### PROMPT
Wherever "NOAA" appears in a line, list that line.

### RECORDS SHOWN

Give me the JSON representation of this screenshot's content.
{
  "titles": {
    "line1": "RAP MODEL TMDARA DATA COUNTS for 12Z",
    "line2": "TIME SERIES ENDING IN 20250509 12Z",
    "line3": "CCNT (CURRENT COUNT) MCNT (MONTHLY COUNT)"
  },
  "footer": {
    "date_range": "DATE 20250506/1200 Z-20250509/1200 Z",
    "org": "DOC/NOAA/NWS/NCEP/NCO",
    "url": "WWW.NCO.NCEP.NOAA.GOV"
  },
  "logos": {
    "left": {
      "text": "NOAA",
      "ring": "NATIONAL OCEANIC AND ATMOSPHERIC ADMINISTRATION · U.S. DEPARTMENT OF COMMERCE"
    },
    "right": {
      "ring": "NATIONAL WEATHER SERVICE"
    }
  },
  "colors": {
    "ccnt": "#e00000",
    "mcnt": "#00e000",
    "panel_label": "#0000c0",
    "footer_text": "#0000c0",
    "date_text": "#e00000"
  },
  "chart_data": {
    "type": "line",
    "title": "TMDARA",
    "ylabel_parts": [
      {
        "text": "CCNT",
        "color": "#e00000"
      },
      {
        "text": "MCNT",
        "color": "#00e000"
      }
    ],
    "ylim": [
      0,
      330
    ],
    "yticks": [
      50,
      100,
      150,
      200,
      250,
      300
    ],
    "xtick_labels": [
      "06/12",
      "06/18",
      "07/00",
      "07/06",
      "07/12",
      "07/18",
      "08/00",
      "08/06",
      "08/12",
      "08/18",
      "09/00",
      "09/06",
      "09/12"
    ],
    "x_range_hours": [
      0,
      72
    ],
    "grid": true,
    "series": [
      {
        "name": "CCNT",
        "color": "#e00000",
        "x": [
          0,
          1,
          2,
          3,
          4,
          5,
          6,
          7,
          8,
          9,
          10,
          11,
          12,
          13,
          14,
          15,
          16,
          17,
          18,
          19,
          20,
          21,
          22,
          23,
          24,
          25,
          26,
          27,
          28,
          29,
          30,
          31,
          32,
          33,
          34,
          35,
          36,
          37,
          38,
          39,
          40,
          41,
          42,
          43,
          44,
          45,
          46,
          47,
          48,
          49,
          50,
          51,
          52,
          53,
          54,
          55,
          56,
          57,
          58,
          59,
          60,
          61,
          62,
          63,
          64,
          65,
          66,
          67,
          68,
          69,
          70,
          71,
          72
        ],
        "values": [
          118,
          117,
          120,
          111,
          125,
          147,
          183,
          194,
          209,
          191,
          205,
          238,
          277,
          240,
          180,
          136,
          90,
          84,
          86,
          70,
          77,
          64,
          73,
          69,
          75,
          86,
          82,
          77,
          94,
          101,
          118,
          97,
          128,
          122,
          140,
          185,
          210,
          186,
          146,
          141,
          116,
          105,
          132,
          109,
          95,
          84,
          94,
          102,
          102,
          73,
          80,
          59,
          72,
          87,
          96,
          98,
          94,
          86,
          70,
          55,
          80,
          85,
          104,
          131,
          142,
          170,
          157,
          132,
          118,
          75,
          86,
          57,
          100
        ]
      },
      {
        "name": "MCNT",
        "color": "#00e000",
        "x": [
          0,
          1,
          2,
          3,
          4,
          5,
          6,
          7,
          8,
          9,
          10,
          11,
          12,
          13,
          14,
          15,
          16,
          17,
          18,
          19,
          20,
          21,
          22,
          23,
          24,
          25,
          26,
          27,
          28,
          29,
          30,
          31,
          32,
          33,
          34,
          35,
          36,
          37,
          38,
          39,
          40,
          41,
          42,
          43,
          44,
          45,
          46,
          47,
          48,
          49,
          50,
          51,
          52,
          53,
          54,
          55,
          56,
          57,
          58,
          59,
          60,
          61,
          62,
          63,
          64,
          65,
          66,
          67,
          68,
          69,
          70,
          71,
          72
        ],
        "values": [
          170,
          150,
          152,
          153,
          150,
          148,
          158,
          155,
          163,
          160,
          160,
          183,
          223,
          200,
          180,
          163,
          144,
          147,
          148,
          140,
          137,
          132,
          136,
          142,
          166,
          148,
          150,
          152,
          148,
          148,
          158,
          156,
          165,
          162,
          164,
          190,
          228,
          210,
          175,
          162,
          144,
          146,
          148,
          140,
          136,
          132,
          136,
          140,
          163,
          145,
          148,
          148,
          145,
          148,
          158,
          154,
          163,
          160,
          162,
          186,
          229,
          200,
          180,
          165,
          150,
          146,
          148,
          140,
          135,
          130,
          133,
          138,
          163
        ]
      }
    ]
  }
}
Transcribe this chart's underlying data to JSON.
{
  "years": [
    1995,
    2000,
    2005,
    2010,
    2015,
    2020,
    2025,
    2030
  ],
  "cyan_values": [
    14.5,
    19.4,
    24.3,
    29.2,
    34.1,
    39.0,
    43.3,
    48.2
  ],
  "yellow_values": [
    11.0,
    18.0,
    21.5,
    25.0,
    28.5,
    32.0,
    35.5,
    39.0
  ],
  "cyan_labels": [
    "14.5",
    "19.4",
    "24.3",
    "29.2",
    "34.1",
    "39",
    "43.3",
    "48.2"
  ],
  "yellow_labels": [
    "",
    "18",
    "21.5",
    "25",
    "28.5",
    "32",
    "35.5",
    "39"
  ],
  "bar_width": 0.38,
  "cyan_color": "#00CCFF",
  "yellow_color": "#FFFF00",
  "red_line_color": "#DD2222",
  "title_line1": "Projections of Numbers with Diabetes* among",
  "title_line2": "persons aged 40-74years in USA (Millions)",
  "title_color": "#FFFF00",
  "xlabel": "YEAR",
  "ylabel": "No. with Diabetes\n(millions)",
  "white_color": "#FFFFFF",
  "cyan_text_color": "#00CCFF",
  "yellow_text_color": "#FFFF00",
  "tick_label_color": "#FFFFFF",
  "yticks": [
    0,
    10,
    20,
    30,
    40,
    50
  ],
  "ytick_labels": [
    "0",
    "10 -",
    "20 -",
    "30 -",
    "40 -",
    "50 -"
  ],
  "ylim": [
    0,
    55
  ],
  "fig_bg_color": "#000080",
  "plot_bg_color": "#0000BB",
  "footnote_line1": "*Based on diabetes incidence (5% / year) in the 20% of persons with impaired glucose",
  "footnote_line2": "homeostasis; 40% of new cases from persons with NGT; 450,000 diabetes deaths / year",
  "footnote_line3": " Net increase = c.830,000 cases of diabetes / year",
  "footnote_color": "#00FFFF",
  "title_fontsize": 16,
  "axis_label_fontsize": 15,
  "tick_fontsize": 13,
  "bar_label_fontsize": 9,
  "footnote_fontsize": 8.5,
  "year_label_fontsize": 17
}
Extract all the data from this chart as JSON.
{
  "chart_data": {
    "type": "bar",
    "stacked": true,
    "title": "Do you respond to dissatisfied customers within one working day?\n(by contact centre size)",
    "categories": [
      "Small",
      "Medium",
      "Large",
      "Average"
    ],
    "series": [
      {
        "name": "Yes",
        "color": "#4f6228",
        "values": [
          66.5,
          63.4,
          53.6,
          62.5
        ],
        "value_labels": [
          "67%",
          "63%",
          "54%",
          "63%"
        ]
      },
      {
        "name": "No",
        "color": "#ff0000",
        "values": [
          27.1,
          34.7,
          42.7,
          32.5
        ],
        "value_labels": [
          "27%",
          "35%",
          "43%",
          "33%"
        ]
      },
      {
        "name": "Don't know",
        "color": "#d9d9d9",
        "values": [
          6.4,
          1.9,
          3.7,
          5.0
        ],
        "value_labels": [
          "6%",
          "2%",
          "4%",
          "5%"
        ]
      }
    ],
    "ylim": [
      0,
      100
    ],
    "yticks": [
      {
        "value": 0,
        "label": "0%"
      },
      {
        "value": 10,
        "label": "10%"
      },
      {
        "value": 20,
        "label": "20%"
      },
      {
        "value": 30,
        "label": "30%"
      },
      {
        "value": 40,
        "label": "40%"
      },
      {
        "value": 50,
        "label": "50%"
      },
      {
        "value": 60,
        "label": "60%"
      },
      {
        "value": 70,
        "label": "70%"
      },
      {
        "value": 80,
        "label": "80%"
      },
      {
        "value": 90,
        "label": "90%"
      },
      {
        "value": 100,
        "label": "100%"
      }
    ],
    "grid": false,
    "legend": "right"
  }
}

### SOLUTION TO THIS EXERCISE
    "org": "DOC/NOAA/NWS/NCEP/NCO",
    "url": "WWW.NCO.NCEP.NOAA.GOV"
      "text": "NOAA",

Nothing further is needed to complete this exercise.